What needs to be done:
Each line containing the word "screenshot" must be reported.

Given records:
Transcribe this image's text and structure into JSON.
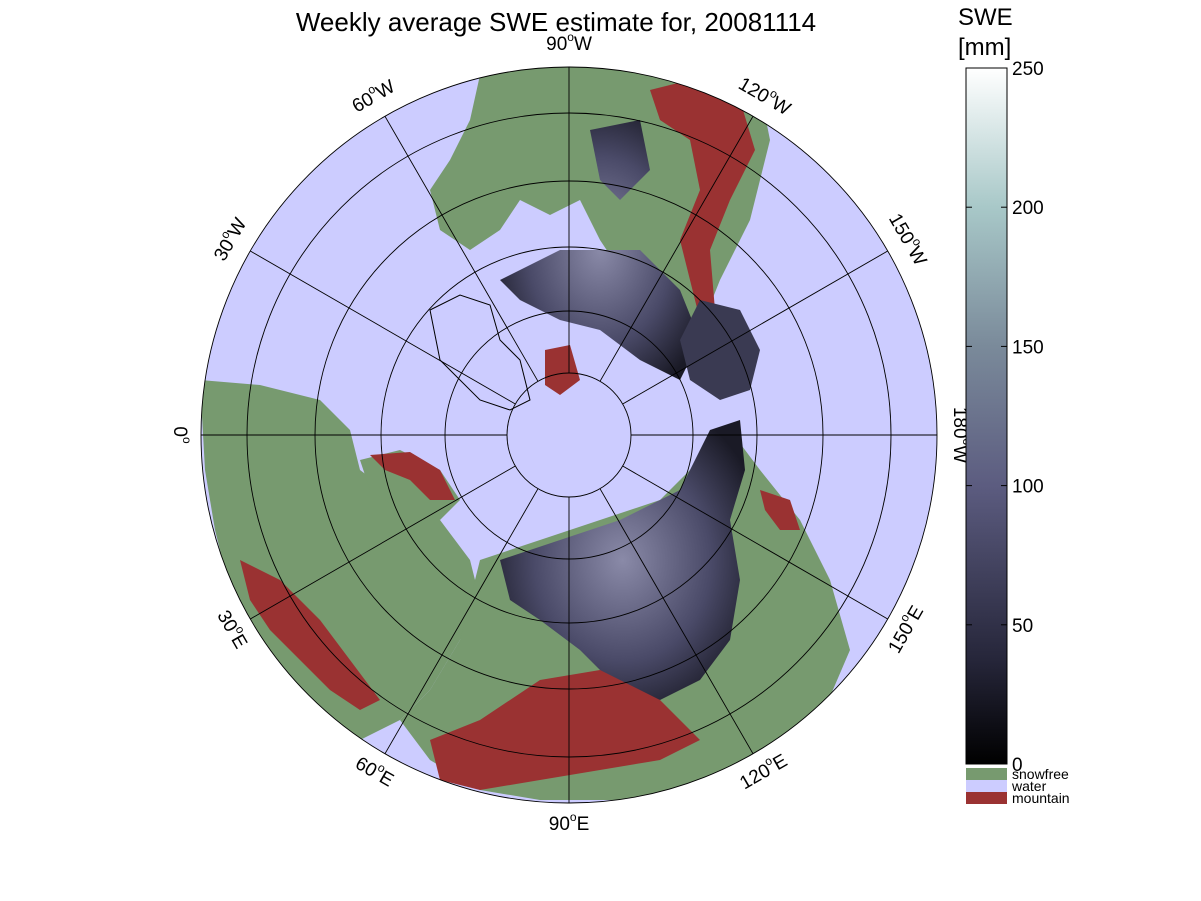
{
  "title": "Weekly average SWE estimate for, 20081114",
  "colors": {
    "water": "#ccccff",
    "snowfree": "#779a6f",
    "mountain": "#9a3232",
    "snow_low": "#0a0a10",
    "snow_mid": "#5a5a7a",
    "snow_high": "#ffffff",
    "grid": "#000000"
  },
  "map": {
    "projection": "north-polar-stereographic",
    "longitude_labels": [
      "90°W",
      "120°W",
      "150°W",
      "180°W",
      "150°E",
      "120°E",
      "90°E",
      "60°E",
      "30°E",
      "0°",
      "30°W",
      "60°W"
    ],
    "longitude_labels_parts": [
      {
        "deg": "90",
        "hem": "W"
      },
      {
        "deg": "120",
        "hem": "W"
      },
      {
        "deg": "150",
        "hem": "W"
      },
      {
        "deg": "180",
        "hem": "W"
      },
      {
        "deg": "150",
        "hem": "E"
      },
      {
        "deg": "120",
        "hem": "E"
      },
      {
        "deg": "90",
        "hem": "E"
      },
      {
        "deg": "60",
        "hem": "E"
      },
      {
        "deg": "30",
        "hem": "E"
      },
      {
        "deg": "0",
        "hem": ""
      },
      {
        "deg": "30",
        "hem": "W"
      },
      {
        "deg": "60",
        "hem": "W"
      }
    ]
  },
  "colorbar": {
    "title_line1": "SWE",
    "title_line2": "[mm]",
    "ticks": [
      "0",
      "50",
      "100",
      "150",
      "200",
      "250"
    ],
    "tick_values": [
      0,
      50,
      100,
      150,
      200,
      250
    ],
    "range": [
      0,
      250
    ]
  },
  "legend": {
    "items": [
      {
        "label": "snowfree",
        "color": "#779a6f"
      },
      {
        "label": "water",
        "color": "#ccccff"
      },
      {
        "label": "mountain",
        "color": "#9a3232"
      }
    ]
  }
}
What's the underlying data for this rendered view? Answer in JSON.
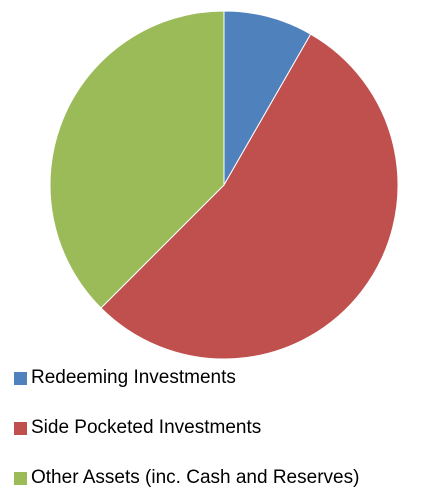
{
  "chart_data": {
    "type": "pie",
    "title": "",
    "slices": [
      {
        "label": "Redeeming Investments",
        "value": 8.3,
        "color": "#4F81BD"
      },
      {
        "label": "Side Pocketed Investments",
        "value": 54.2,
        "color": "#C0504D"
      },
      {
        "label": "Other Assets (inc. Cash and Reserves)",
        "value": 37.5,
        "color": "#9BBB59"
      }
    ],
    "legend_position": "bottom-left",
    "start_angle": "12 o'clock",
    "direction": "clockwise"
  }
}
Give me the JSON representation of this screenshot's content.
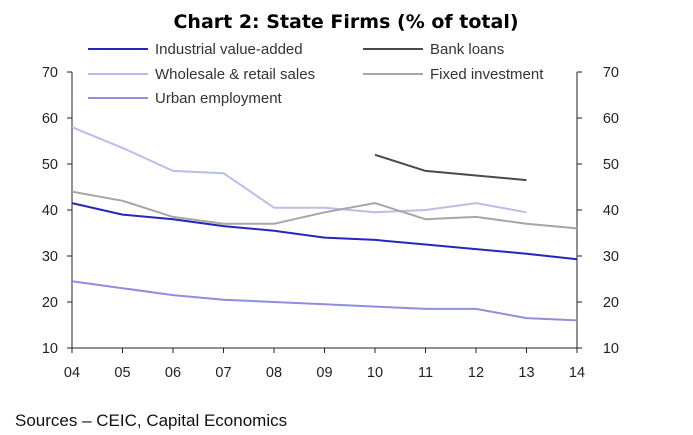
{
  "chart_data": {
    "type": "line",
    "title": "Chart 2: State Firms (% of total)",
    "source": "Sources – CEIC, Capital Economics",
    "x": [
      "04",
      "05",
      "06",
      "07",
      "08",
      "09",
      "10",
      "11",
      "12",
      "13",
      "14"
    ],
    "ylim": [
      10,
      70
    ],
    "yticks": [
      "70",
      "60",
      "50",
      "40",
      "30",
      "20",
      "10"
    ],
    "y2ticks": [
      "70",
      "60",
      "50",
      "40",
      "30",
      "20",
      "10"
    ],
    "grid": false,
    "legend_placement": "top",
    "series": [
      {
        "name": "Industrial value-added",
        "color": "#2626b8",
        "values": [
          41.5,
          39,
          38,
          36.5,
          35.5,
          34,
          33.5,
          32.5,
          31.5,
          30.5,
          29.3
        ]
      },
      {
        "name": "Bank loans",
        "color": "#4a4a4a",
        "values": [
          null,
          null,
          null,
          null,
          null,
          null,
          52,
          48.5,
          47.5,
          46.5,
          null
        ]
      },
      {
        "name": "Wholesale & retail sales",
        "color": "#b9bdee",
        "values": [
          58,
          53.5,
          48.5,
          48,
          40.5,
          40.5,
          39.5,
          40,
          41.5,
          39.5,
          null
        ]
      },
      {
        "name": "Fixed investment",
        "color": "#a6a6a6",
        "values": [
          44,
          42,
          38.5,
          37,
          37,
          39.5,
          41.5,
          38,
          38.5,
          37,
          36
        ]
      },
      {
        "name": "Urban employment",
        "color": "#8f8ee0",
        "values": [
          24.5,
          23,
          21.5,
          20.5,
          20,
          19.5,
          19,
          18.5,
          18.5,
          16.5,
          16
        ]
      }
    ]
  }
}
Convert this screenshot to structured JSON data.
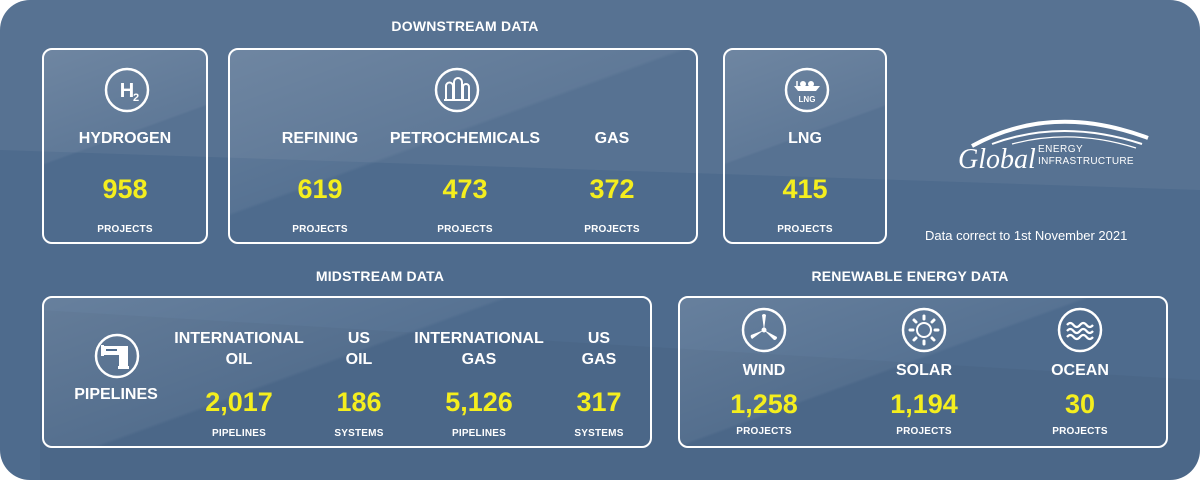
{
  "sections": {
    "downstream": "DOWNSTREAM DATA",
    "midstream": "MIDSTREAM DATA",
    "renewable": "RENEWABLE ENERGY DATA"
  },
  "downstream": {
    "hydrogen": {
      "icon": "h2-icon",
      "icon_text": "H",
      "icon_sub": "2",
      "label": "HYDROGEN",
      "value": "958",
      "unit": "PROJECTS"
    },
    "refining": {
      "label": "REFINING",
      "value": "619",
      "unit": "PROJECTS"
    },
    "petrochemicals": {
      "label": "PETROCHEMICALS",
      "value": "473",
      "unit": "PROJECTS"
    },
    "gas": {
      "label": "GAS",
      "value": "372",
      "unit": "PROJECTS"
    },
    "shared_icon": "refinery-tanks-icon",
    "lng": {
      "icon": "lng-ship-icon",
      "icon_text": "LNG",
      "label": "LNG",
      "value": "415",
      "unit": "PROJECTS"
    }
  },
  "midstream": {
    "pipelines": {
      "icon": "pipe-icon",
      "label": "PIPELINES"
    },
    "international_oil": {
      "label_line1": "INTERNATIONAL",
      "label_line2": "OIL",
      "value": "2,017",
      "unit": "PIPELINES"
    },
    "us_oil": {
      "label_line1": "US",
      "label_line2": "OIL",
      "value": "186",
      "unit": "SYSTEMS"
    },
    "international_gas": {
      "label_line1": "INTERNATIONAL",
      "label_line2": "GAS",
      "value": "5,126",
      "unit": "PIPELINES"
    },
    "us_gas": {
      "label_line1": "US",
      "label_line2": "GAS",
      "value": "317",
      "unit": "SYSTEMS"
    }
  },
  "renewable": {
    "wind": {
      "icon": "wind-turbine-icon",
      "label": "WIND",
      "value": "1,258",
      "unit": "PROJECTS"
    },
    "solar": {
      "icon": "sun-icon",
      "label": "SOLAR",
      "value": "1,194",
      "unit": "PROJECTS"
    },
    "ocean": {
      "icon": "waves-icon",
      "label": "OCEAN",
      "value": "30",
      "unit": "PROJECTS"
    }
  },
  "logo": {
    "word": "Global",
    "line1": "ENERGY",
    "line2": "INFRASTRUCTURE"
  },
  "note": "Data correct to 1st November 2021",
  "colors": {
    "background": "#4e6b8d",
    "value": "#f4ee1e",
    "text": "#ffffff"
  }
}
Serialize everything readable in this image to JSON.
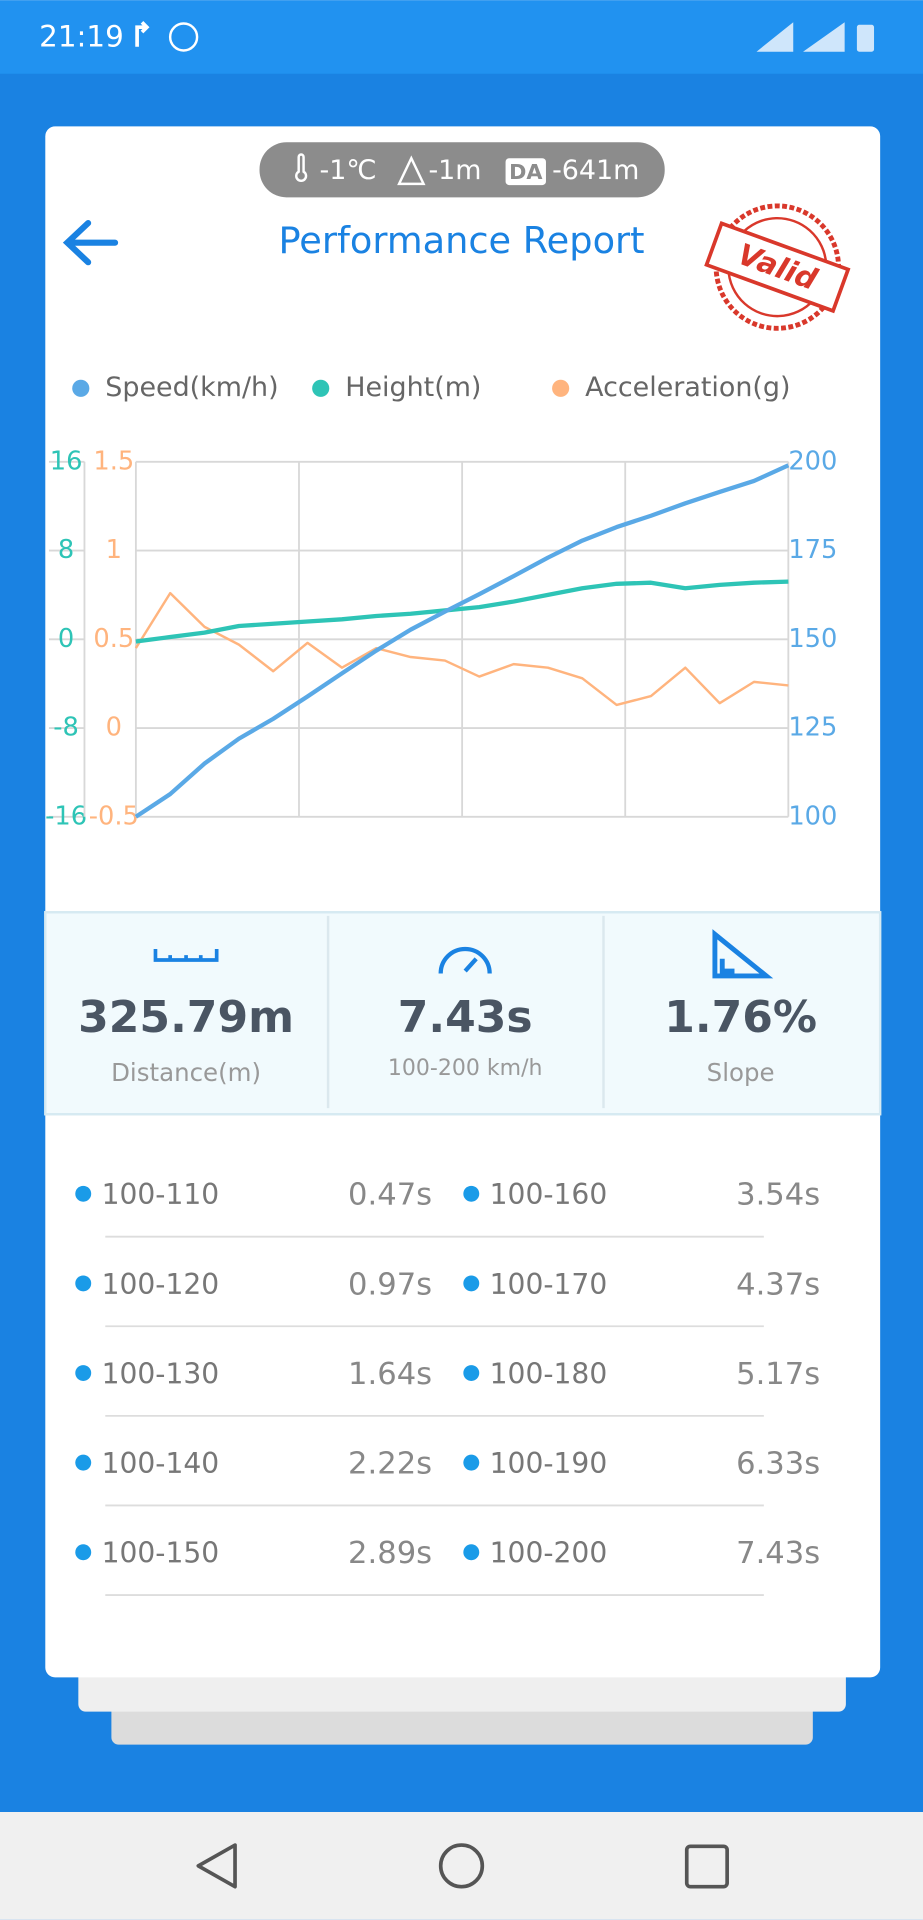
{
  "status_bar": {
    "time": "21:19"
  },
  "header": {
    "conditions": [
      "-1℃",
      "-1m",
      "-641m"
    ],
    "da_badge": "DA",
    "title": "Performance Report",
    "stamp": "Valid"
  },
  "chart_data": {
    "type": "line",
    "grid": true,
    "series": [
      {
        "name": "Speed(km/h)",
        "color": "#5aa9e6",
        "axis": "y2",
        "values": [
          100,
          106.4,
          115,
          122,
          127.6,
          133.9,
          140.4,
          146.8,
          152.7,
          157.8,
          162.7,
          167.8,
          173,
          177.8,
          181.6,
          184.8,
          188.3,
          191.5,
          194.6,
          199
        ]
      },
      {
        "name": "Height(m)",
        "color": "#2ec4b6",
        "axis": "y",
        "values": [
          -0.2,
          0.2,
          0.6,
          1.2,
          1.4,
          1.6,
          1.8,
          2.1,
          2.3,
          2.6,
          2.9,
          3.4,
          4.0,
          4.6,
          5.0,
          5.1,
          4.6,
          4.9,
          5.1,
          5.2
        ]
      },
      {
        "name": "Acceleration(g)",
        "color": "#ffb47e",
        "axis": "y3",
        "values": [
          0.45,
          0.76,
          0.57,
          0.47,
          0.32,
          0.48,
          0.34,
          0.45,
          0.4,
          0.38,
          0.29,
          0.36,
          0.34,
          0.28,
          0.13,
          0.18,
          0.34,
          0.14,
          0.26,
          0.24
        ]
      }
    ],
    "ylim": [
      -16,
      16
    ],
    "yticks": [
      -16,
      -8,
      0,
      8,
      16
    ],
    "y3lim": [
      -0.5,
      1.5
    ],
    "y3ticks": [
      -0.5,
      0,
      0.5,
      1,
      1.5
    ],
    "y2lim": [
      100,
      200
    ],
    "y2ticks": [
      100,
      125,
      150,
      175,
      200
    ]
  },
  "stats": [
    {
      "value": "325.79m",
      "label": "Distance(m)"
    },
    {
      "value": "7.43s",
      "label": "100-200 km/h"
    },
    {
      "value": "1.76%",
      "label": "Slope"
    }
  ],
  "splits": [
    {
      "range": "100-110",
      "time": "0.47s"
    },
    {
      "range": "100-160",
      "time": "3.54s"
    },
    {
      "range": "100-120",
      "time": "0.97s"
    },
    {
      "range": "100-170",
      "time": "4.37s"
    },
    {
      "range": "100-130",
      "time": "1.64s"
    },
    {
      "range": "100-180",
      "time": "5.17s"
    },
    {
      "range": "100-140",
      "time": "2.22s"
    },
    {
      "range": "100-190",
      "time": "6.33s"
    },
    {
      "range": "100-150",
      "time": "2.89s"
    },
    {
      "range": "100-200",
      "time": "7.43s"
    }
  ]
}
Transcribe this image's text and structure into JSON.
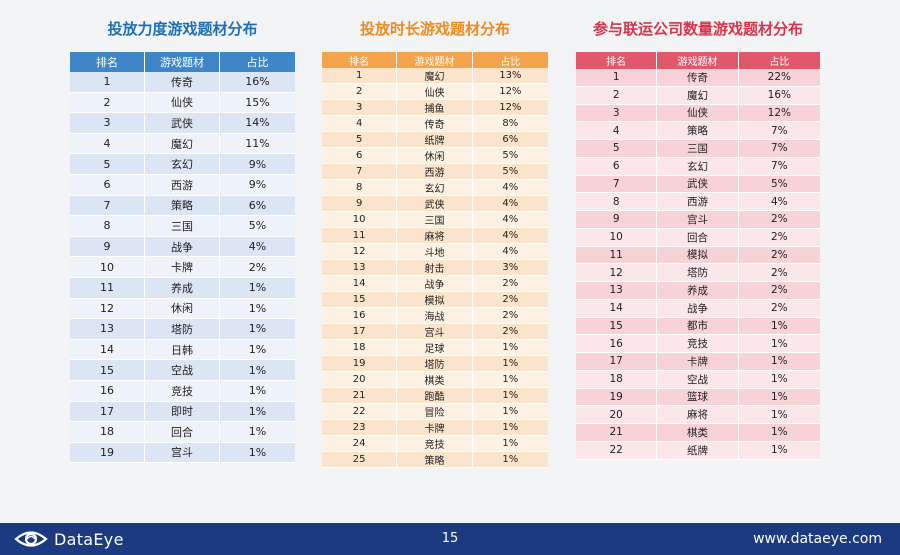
{
  "panels": [
    {
      "title": "投放力度游戏题材分布",
      "headers": [
        "排名",
        "游戏题材",
        "占比"
      ],
      "rows": [
        [
          "1",
          "传奇",
          "16%"
        ],
        [
          "2",
          "仙侠",
          "15%"
        ],
        [
          "3",
          "武侠",
          "14%"
        ],
        [
          "4",
          "魔幻",
          "11%"
        ],
        [
          "5",
          "玄幻",
          "9%"
        ],
        [
          "6",
          "西游",
          "9%"
        ],
        [
          "7",
          "策略",
          "6%"
        ],
        [
          "8",
          "三国",
          "5%"
        ],
        [
          "9",
          "战争",
          "4%"
        ],
        [
          "10",
          "卡牌",
          "2%"
        ],
        [
          "11",
          "养成",
          "1%"
        ],
        [
          "12",
          "休闲",
          "1%"
        ],
        [
          "13",
          "塔防",
          "1%"
        ],
        [
          "14",
          "日韩",
          "1%"
        ],
        [
          "15",
          "空战",
          "1%"
        ],
        [
          "16",
          "竞技",
          "1%"
        ],
        [
          "17",
          "即时",
          "1%"
        ],
        [
          "18",
          "回合",
          "1%"
        ],
        [
          "19",
          "宫斗",
          "1%"
        ]
      ]
    },
    {
      "title": "投放时长游戏题材分布",
      "headers": [
        "排名",
        "游戏题材",
        "占比"
      ],
      "rows": [
        [
          "1",
          "魔幻",
          "13%"
        ],
        [
          "2",
          "仙侠",
          "12%"
        ],
        [
          "3",
          "捕鱼",
          "12%"
        ],
        [
          "4",
          "传奇",
          "8%"
        ],
        [
          "5",
          "纸牌",
          "6%"
        ],
        [
          "6",
          "休闲",
          "5%"
        ],
        [
          "7",
          "西游",
          "5%"
        ],
        [
          "8",
          "玄幻",
          "4%"
        ],
        [
          "9",
          "武侠",
          "4%"
        ],
        [
          "10",
          "三国",
          "4%"
        ],
        [
          "11",
          "麻将",
          "4%"
        ],
        [
          "12",
          "斗地",
          "4%"
        ],
        [
          "13",
          "射击",
          "3%"
        ],
        [
          "14",
          "战争",
          "2%"
        ],
        [
          "15",
          "模拟",
          "2%"
        ],
        [
          "16",
          "海战",
          "2%"
        ],
        [
          "17",
          "宫斗",
          "2%"
        ],
        [
          "18",
          "足球",
          "1%"
        ],
        [
          "19",
          "塔防",
          "1%"
        ],
        [
          "20",
          "棋类",
          "1%"
        ],
        [
          "21",
          "跑酷",
          "1%"
        ],
        [
          "22",
          "冒险",
          "1%"
        ],
        [
          "23",
          "卡牌",
          "1%"
        ],
        [
          "24",
          "竞技",
          "1%"
        ],
        [
          "25",
          "策略",
          "1%"
        ]
      ]
    },
    {
      "title": "参与联运公司数量游戏题材分布",
      "headers": [
        "排名",
        "游戏题材",
        "占比"
      ],
      "rows": [
        [
          "1",
          "传奇",
          "22%"
        ],
        [
          "2",
          "魔幻",
          "16%"
        ],
        [
          "3",
          "仙侠",
          "12%"
        ],
        [
          "4",
          "策略",
          "7%"
        ],
        [
          "5",
          "三国",
          "7%"
        ],
        [
          "6",
          "玄幻",
          "7%"
        ],
        [
          "7",
          "武侠",
          "5%"
        ],
        [
          "8",
          "西游",
          "4%"
        ],
        [
          "9",
          "宫斗",
          "2%"
        ],
        [
          "10",
          "回合",
          "2%"
        ],
        [
          "11",
          "模拟",
          "2%"
        ],
        [
          "12",
          "塔防",
          "2%"
        ],
        [
          "13",
          "养成",
          "2%"
        ],
        [
          "14",
          "战争",
          "2%"
        ],
        [
          "15",
          "都市",
          "1%"
        ],
        [
          "16",
          "竞技",
          "1%"
        ],
        [
          "17",
          "卡牌",
          "1%"
        ],
        [
          "18",
          "空战",
          "1%"
        ],
        [
          "19",
          "篮球",
          "1%"
        ],
        [
          "20",
          "麻将",
          "1%"
        ],
        [
          "21",
          "棋类",
          "1%"
        ],
        [
          "22",
          "纸牌",
          "1%"
        ]
      ]
    }
  ],
  "footer": {
    "logo_text": "DataEye",
    "page_number": "15",
    "website": "www.dataeye.com"
  },
  "colors": {
    "blue": "#3f86c8",
    "orange": "#f3a34c",
    "red": "#e2576c",
    "footer": "#1b3a80"
  }
}
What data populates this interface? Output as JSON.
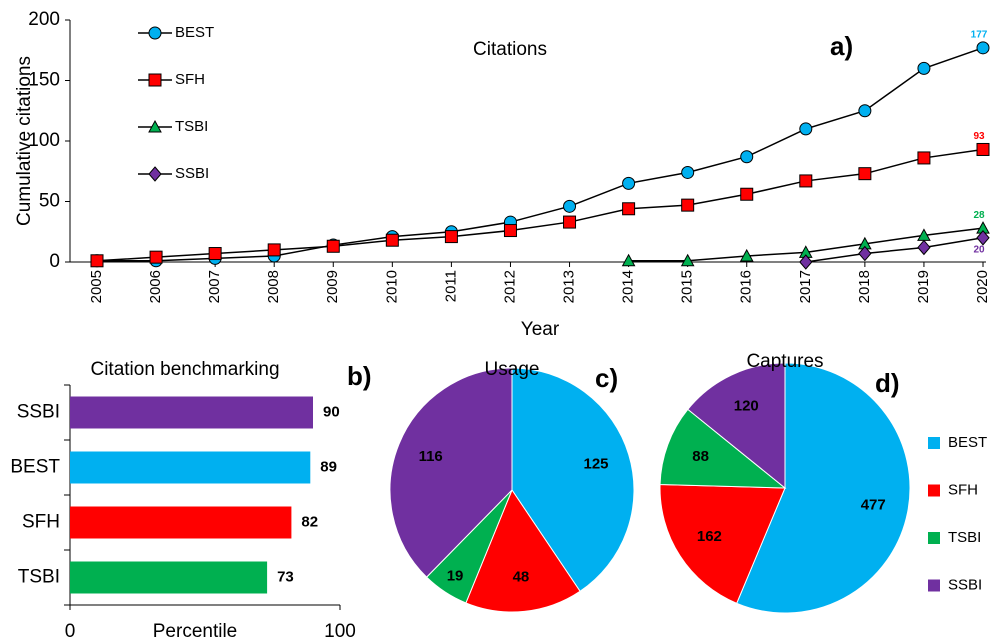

Result of the exercise:
Give me the JSON representation of this screenshot's content.
Convert this screenshot to structured JSON data.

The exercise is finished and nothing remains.